WHAT THE TASK ASKS:
Find the word "JSON" in the listing; pull out each line holding it.

EXERCISE MATERIAL:
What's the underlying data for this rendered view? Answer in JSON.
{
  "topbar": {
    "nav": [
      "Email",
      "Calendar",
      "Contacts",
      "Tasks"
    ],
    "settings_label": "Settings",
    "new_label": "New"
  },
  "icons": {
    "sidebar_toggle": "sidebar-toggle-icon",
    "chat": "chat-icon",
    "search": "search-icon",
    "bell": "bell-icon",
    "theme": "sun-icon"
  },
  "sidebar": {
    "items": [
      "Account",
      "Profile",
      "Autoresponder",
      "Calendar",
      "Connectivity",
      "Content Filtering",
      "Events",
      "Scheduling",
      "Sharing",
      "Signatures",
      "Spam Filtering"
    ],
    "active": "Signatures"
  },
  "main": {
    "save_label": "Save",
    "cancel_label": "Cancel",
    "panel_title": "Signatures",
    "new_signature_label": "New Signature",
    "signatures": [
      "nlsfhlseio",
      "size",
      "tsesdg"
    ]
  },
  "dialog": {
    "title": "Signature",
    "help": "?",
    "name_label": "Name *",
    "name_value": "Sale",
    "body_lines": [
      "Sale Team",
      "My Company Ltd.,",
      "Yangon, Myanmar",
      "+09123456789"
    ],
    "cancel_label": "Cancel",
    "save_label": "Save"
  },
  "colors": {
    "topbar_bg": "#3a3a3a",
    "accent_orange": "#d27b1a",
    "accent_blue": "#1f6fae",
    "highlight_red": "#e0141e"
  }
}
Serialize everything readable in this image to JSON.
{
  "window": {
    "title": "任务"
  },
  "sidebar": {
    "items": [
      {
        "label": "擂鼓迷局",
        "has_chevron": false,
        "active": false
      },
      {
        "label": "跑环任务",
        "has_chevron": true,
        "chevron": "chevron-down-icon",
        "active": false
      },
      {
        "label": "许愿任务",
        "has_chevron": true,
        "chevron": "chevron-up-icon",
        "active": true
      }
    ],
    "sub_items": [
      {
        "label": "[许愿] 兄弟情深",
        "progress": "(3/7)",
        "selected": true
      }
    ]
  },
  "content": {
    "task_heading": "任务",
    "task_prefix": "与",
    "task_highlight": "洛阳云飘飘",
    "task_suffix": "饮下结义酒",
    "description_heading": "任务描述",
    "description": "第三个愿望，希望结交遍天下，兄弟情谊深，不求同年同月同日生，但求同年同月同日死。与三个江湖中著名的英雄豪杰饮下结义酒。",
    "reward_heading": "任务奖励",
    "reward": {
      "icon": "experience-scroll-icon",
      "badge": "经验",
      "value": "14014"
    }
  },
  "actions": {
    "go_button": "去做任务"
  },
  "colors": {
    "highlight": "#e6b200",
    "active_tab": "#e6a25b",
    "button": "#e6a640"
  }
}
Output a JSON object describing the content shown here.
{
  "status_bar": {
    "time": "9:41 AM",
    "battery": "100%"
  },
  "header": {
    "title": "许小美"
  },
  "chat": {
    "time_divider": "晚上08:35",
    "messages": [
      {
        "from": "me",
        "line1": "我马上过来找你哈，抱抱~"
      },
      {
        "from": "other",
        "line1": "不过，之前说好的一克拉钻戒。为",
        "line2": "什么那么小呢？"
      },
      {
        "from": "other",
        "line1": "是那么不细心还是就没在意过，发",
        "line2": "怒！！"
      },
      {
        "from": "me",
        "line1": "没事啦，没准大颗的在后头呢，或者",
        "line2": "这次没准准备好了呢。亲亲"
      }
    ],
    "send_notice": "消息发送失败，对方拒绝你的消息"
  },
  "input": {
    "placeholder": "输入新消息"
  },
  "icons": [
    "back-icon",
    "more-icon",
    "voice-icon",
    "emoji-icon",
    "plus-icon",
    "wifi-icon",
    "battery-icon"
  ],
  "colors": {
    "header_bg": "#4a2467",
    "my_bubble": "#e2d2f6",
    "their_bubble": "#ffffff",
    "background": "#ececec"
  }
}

PROBLEM SOLUTION:
What's the underlying data for this rendered view? Answer in JSON.
Serialize everything readable in this image to JSON.
Output a JSON object describing the content shown here.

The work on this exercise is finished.